> **WORK TO BE COMPLETED**: Filter the listing below, copying every line in which the word "JSON" appears.

--- --- ---

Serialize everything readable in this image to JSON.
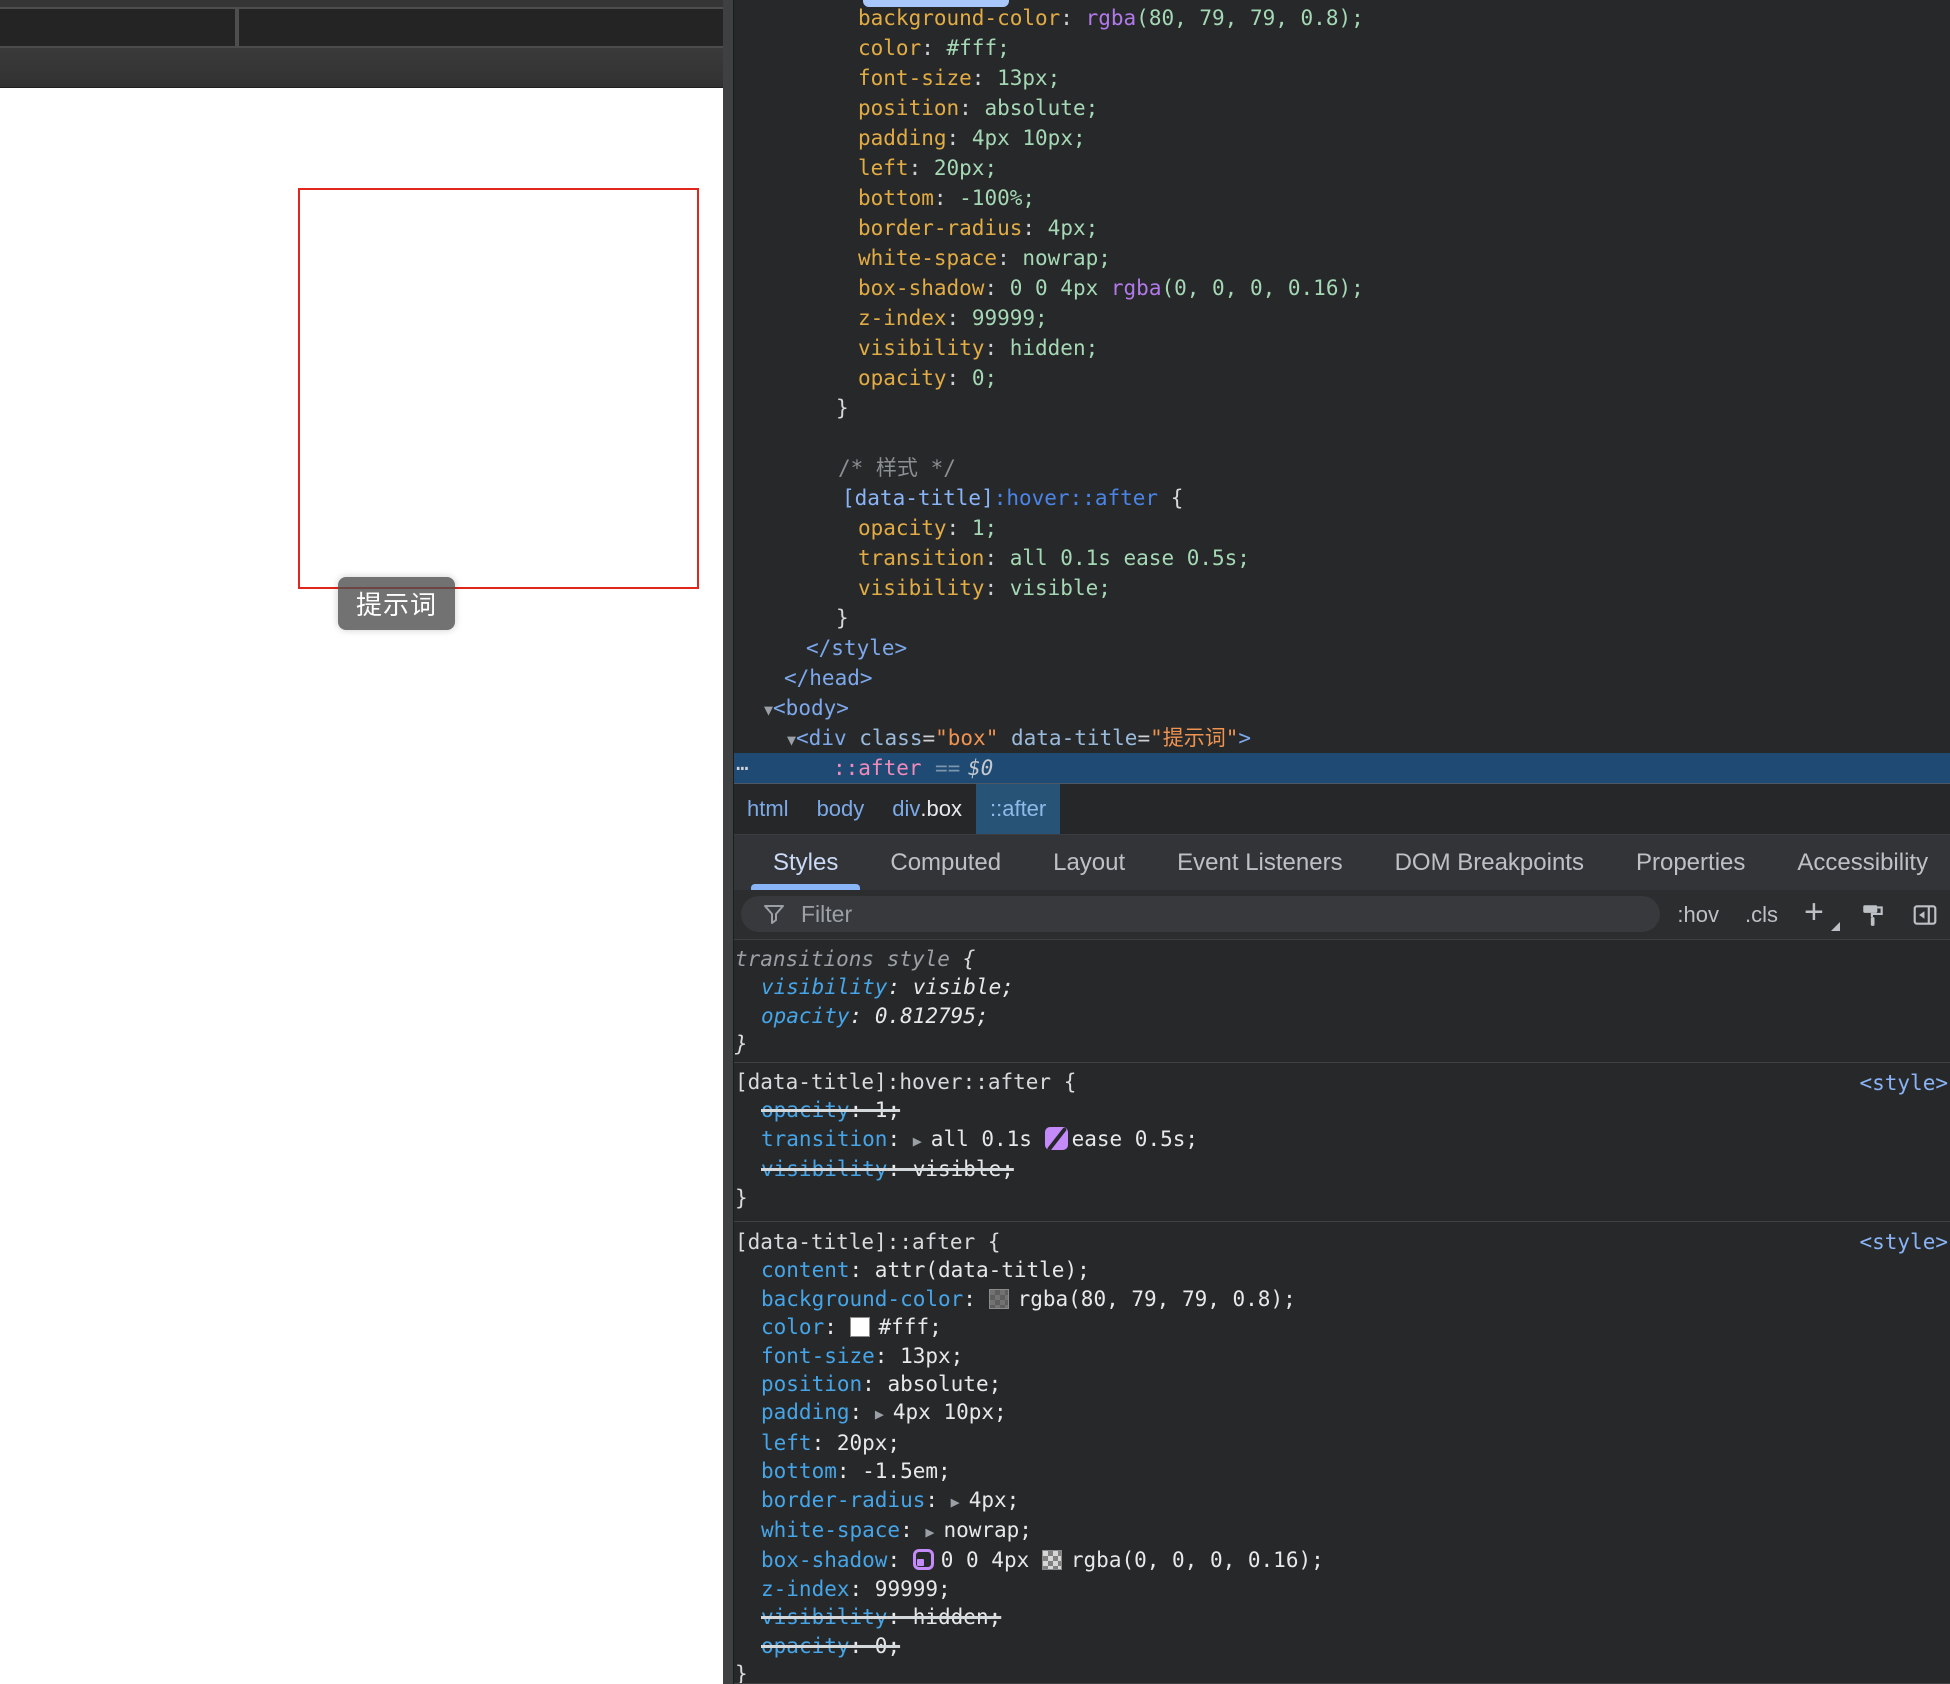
{
  "page": {
    "tooltip": {
      "text": "提示词",
      "bg": "rgba(80, 79, 79, 0.8)",
      "text_color": "#fff"
    },
    "box_border_color": "#e0261d"
  },
  "devtools": {
    "colors": {
      "selection_row_bg": "#1f4a73",
      "crumb_selected_bg": "#275377",
      "tab_underline": "#8ab4f8",
      "tree_property_gold": "#e2ac45",
      "tree_value_green": "#a5d8b5",
      "tree_tag_blue": "#7da8ec",
      "attr_value_orange": "#ef9350",
      "pseudo_pink": "#f08bbb",
      "styles_property_cyan": "#45a5e8",
      "swatch_purple": "#c58af9"
    },
    "tree": {
      "lines": [
        {
          "ind": 125,
          "segs": [
            [
              "background-color",
              "prop"
            ],
            [
              ": ",
              "punct"
            ],
            [
              "rgba",
              "fn"
            ],
            [
              "(80, 79, 79, 0.8)",
              "val"
            ],
            [
              ";",
              "val"
            ]
          ]
        },
        {
          "ind": 125,
          "segs": [
            [
              "color",
              "prop"
            ],
            [
              ": ",
              "punct"
            ],
            [
              "#fff;",
              "val"
            ]
          ]
        },
        {
          "ind": 125,
          "segs": [
            [
              "font-size",
              "prop"
            ],
            [
              ": ",
              "punct"
            ],
            [
              "13px;",
              "val"
            ]
          ]
        },
        {
          "ind": 125,
          "segs": [
            [
              "position",
              "prop"
            ],
            [
              ": ",
              "punct"
            ],
            [
              "absolute;",
              "val"
            ]
          ]
        },
        {
          "ind": 125,
          "segs": [
            [
              "padding",
              "prop"
            ],
            [
              ": ",
              "punct"
            ],
            [
              "4px 10px;",
              "val"
            ]
          ]
        },
        {
          "ind": 125,
          "segs": [
            [
              "left",
              "prop"
            ],
            [
              ": ",
              "punct"
            ],
            [
              "20px;",
              "val"
            ]
          ]
        },
        {
          "ind": 125,
          "segs": [
            [
              "bottom",
              "prop"
            ],
            [
              ": ",
              "punct"
            ],
            [
              "-100%;",
              "val"
            ]
          ]
        },
        {
          "ind": 125,
          "segs": [
            [
              "border-radius",
              "prop"
            ],
            [
              ": ",
              "punct"
            ],
            [
              "4px;",
              "val"
            ]
          ]
        },
        {
          "ind": 125,
          "segs": [
            [
              "white-space",
              "prop"
            ],
            [
              ": ",
              "punct"
            ],
            [
              "nowrap;",
              "val"
            ]
          ]
        },
        {
          "ind": 125,
          "segs": [
            [
              "box-shadow",
              "prop"
            ],
            [
              ": ",
              "punct"
            ],
            [
              "0 0 4px ",
              "val"
            ],
            [
              "rgba",
              "fn"
            ],
            [
              "(0, 0, 0, 0.16)",
              "val"
            ],
            [
              ";",
              "val"
            ]
          ]
        },
        {
          "ind": 125,
          "segs": [
            [
              "z-index",
              "prop"
            ],
            [
              ": ",
              "punct"
            ],
            [
              "99999;",
              "val"
            ]
          ]
        },
        {
          "ind": 125,
          "segs": [
            [
              "visibility",
              "prop"
            ],
            [
              ": ",
              "punct"
            ],
            [
              "hidden;",
              "val"
            ]
          ]
        },
        {
          "ind": 125,
          "segs": [
            [
              "opacity",
              "prop"
            ],
            [
              ": ",
              "punct"
            ],
            [
              "0;",
              "val"
            ]
          ]
        },
        {
          "ind": 103,
          "segs": [
            [
              "}",
              "brace"
            ]
          ]
        },
        {
          "ind": 103,
          "segs": []
        },
        {
          "ind": 105,
          "segs": [
            [
              "/* 样式 */",
              "comment"
            ]
          ]
        },
        {
          "ind": 109,
          "segs": [
            [
              "[data-title]",
              "selattr"
            ],
            [
              ":hover::after",
              "selpseudo"
            ],
            [
              " {",
              "brace"
            ]
          ]
        },
        {
          "ind": 125,
          "segs": [
            [
              "opacity",
              "prop"
            ],
            [
              ": ",
              "punct"
            ],
            [
              "1;",
              "val"
            ]
          ]
        },
        {
          "ind": 125,
          "segs": [
            [
              "transition",
              "prop"
            ],
            [
              ": ",
              "punct"
            ],
            [
              "all 0.1s ease 0.5s;",
              "val"
            ]
          ]
        },
        {
          "ind": 125,
          "segs": [
            [
              "visibility",
              "prop"
            ],
            [
              ": ",
              "punct"
            ],
            [
              "visible;",
              "val"
            ]
          ]
        },
        {
          "ind": 103,
          "segs": [
            [
              "}",
              "brace"
            ]
          ]
        },
        {
          "ind": 73,
          "segs": [
            [
              "</style>",
              "tag"
            ]
          ]
        },
        {
          "ind": 51,
          "segs": [
            [
              "</head>",
              "tag"
            ]
          ]
        },
        {
          "ind": 31,
          "segs": [
            [
              "▼",
              "arrow"
            ],
            [
              "<body>",
              "tag"
            ]
          ]
        },
        {
          "ind": 54,
          "segs": [
            [
              "▼",
              "arrow"
            ],
            [
              "<div ",
              "tag"
            ],
            [
              "class",
              "attr"
            ],
            [
              "=",
              "punct"
            ],
            [
              "\"box\"",
              "str"
            ],
            [
              " ",
              "punct"
            ],
            [
              "data-title",
              "attr"
            ],
            [
              "=",
              "punct"
            ],
            [
              "\"提示词\"",
              "str"
            ],
            [
              ">",
              "tag"
            ]
          ]
        }
      ],
      "selected_row": {
        "more": "⋯",
        "pseudo": "::after",
        "eq": "==",
        "ref": "$0"
      }
    },
    "crumbs": [
      {
        "segs": [
          [
            "html",
            "ctag"
          ]
        ]
      },
      {
        "segs": [
          [
            "body",
            "ctag"
          ]
        ]
      },
      {
        "segs": [
          [
            "div",
            "ctag"
          ],
          [
            ".box",
            "ccls"
          ]
        ]
      },
      {
        "segs": [
          [
            "::after",
            "cpseudo"
          ]
        ],
        "selected": true
      }
    ],
    "tabs": [
      {
        "label": "Styles",
        "active": true
      },
      {
        "label": "Computed"
      },
      {
        "label": "Layout"
      },
      {
        "label": "Event Listeners"
      },
      {
        "label": "DOM Breakpoints"
      },
      {
        "label": "Properties"
      },
      {
        "label": "Accessibility"
      }
    ],
    "styles_toolbar": {
      "filter_placeholder": "Filter",
      "hov_label": ":hov",
      "cls_label": ".cls",
      "plus_glyph": "+",
      "icons": [
        "filter-funnel-icon",
        "new-style-rule-plus-icon",
        "paint-roller-icon",
        "toggle-sidebar-icon"
      ]
    },
    "styles": {
      "sections": [
        {
          "italic": true,
          "selector": [
            [
              "transitions style",
              "secname"
            ],
            [
              " {",
              "sbrace"
            ]
          ],
          "link": null,
          "decls": [
            {
              "segs": [
                [
                  "visibility",
                  "sprop"
                ],
                [
                  ": ",
                  "sval"
                ],
                [
                  "visible;",
                  "sval"
                ]
              ]
            },
            {
              "segs": [
                [
                  "opacity",
                  "sprop"
                ],
                [
                  ": ",
                  "sval"
                ],
                [
                  "0.812795;",
                  "sval"
                ]
              ]
            }
          ]
        },
        {
          "selector": [
            [
              "[data-title]:hover::after",
              "ssel"
            ],
            [
              " {",
              "sbrace"
            ]
          ],
          "link": "<style>",
          "decls": [
            {
              "struck": true,
              "segs": [
                [
                  "opacity",
                  "sprop"
                ],
                [
                  ": 1;",
                  "sval"
                ]
              ]
            },
            {
              "segs": [
                [
                  "transition",
                  "sprop"
                ],
                [
                  ": ",
                  "sval"
                ],
                [
                  "▶ ",
                  "arrow"
                ],
                [
                  "all 0.1s ",
                  "sval"
                ],
                [
                  "",
                  "icon-bezier"
                ],
                [
                  "ease 0.5s;",
                  "sval"
                ]
              ]
            },
            {
              "struck": true,
              "segs": [
                [
                  "visibility",
                  "sprop"
                ],
                [
                  ": visible;",
                  "sval"
                ]
              ]
            }
          ]
        },
        {
          "selector": [
            [
              "[data-title]::after",
              "ssel"
            ],
            [
              " {",
              "sbrace"
            ]
          ],
          "link": "<style>",
          "decls": [
            {
              "segs": [
                [
                  "content",
                  "sprop"
                ],
                [
                  ": attr(data-title);",
                  "sval"
                ]
              ]
            },
            {
              "segs": [
                [
                  "background-color",
                  "sprop"
                ],
                [
                  ": ",
                  "sval"
                ],
                [
                  "",
                  "swatch-checker",
                  "rgba(80, 79, 79, 0.8)"
                ],
                [
                  "rgba(80, 79, 79, 0.8);",
                  "sval"
                ]
              ]
            },
            {
              "segs": [
                [
                  "color",
                  "sprop"
                ],
                [
                  ": ",
                  "sval"
                ],
                [
                  "",
                  "swatch-solid",
                  "#ffffff"
                ],
                [
                  "#fff;",
                  "sval"
                ]
              ]
            },
            {
              "segs": [
                [
                  "font-size",
                  "sprop"
                ],
                [
                  ": 13px;",
                  "sval"
                ]
              ]
            },
            {
              "segs": [
                [
                  "position",
                  "sprop"
                ],
                [
                  ": absolute;",
                  "sval"
                ]
              ]
            },
            {
              "segs": [
                [
                  "padding",
                  "sprop"
                ],
                [
                  ": ",
                  "sval"
                ],
                [
                  "▶ ",
                  "arrow"
                ],
                [
                  "4px 10px;",
                  "sval"
                ]
              ]
            },
            {
              "segs": [
                [
                  "left",
                  "sprop"
                ],
                [
                  ": 20px;",
                  "sval"
                ]
              ]
            },
            {
              "segs": [
                [
                  "bottom",
                  "sprop"
                ],
                [
                  ": -1.5em;",
                  "sval"
                ]
              ]
            },
            {
              "segs": [
                [
                  "border-radius",
                  "sprop"
                ],
                [
                  ": ",
                  "sval"
                ],
                [
                  "▶ ",
                  "arrow"
                ],
                [
                  "4px;",
                  "sval"
                ]
              ]
            },
            {
              "segs": [
                [
                  "white-space",
                  "sprop"
                ],
                [
                  ": ",
                  "sval"
                ],
                [
                  "▶ ",
                  "arrow"
                ],
                [
                  "nowrap;",
                  "sval"
                ]
              ]
            },
            {
              "segs": [
                [
                  "box-shadow",
                  "sprop"
                ],
                [
                  ": ",
                  "sval"
                ],
                [
                  "",
                  "icon-shadow"
                ],
                [
                  "0 0 4px ",
                  "sval"
                ],
                [
                  "",
                  "swatch-checker",
                  "rgba(0, 0, 0, 0.16)"
                ],
                [
                  "rgba(0, 0, 0, 0.16);",
                  "sval"
                ]
              ]
            },
            {
              "segs": [
                [
                  "z-index",
                  "sprop"
                ],
                [
                  ": 99999;",
                  "sval"
                ]
              ]
            },
            {
              "struck": true,
              "segs": [
                [
                  "visibility",
                  "sprop"
                ],
                [
                  ": hidden;",
                  "sval"
                ]
              ]
            },
            {
              "struck": true,
              "segs": [
                [
                  "opacity",
                  "sprop"
                ],
                [
                  ": 0;",
                  "sval"
                ]
              ]
            }
          ]
        }
      ]
    }
  }
}
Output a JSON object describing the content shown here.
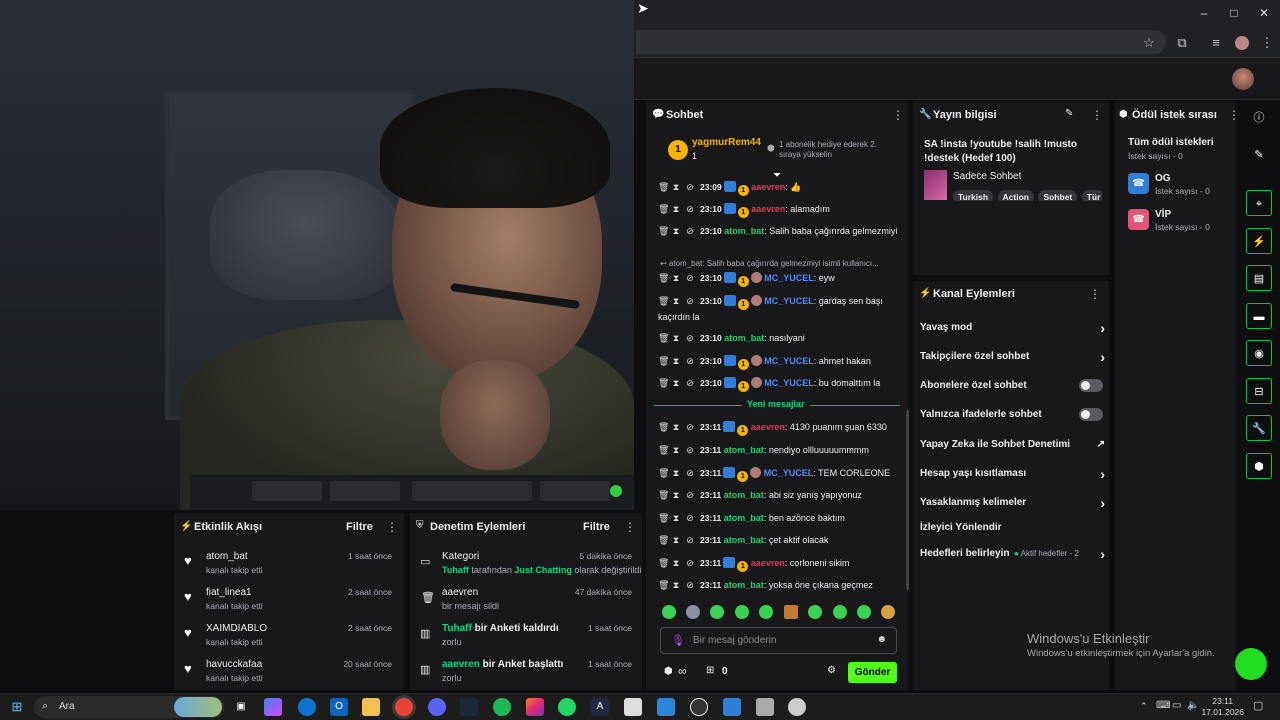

--- --- ---

> **COMPLETE OUTPUT**:
Serialize everything readable in this image to JSON.
Output a JSON object describing the content shown here.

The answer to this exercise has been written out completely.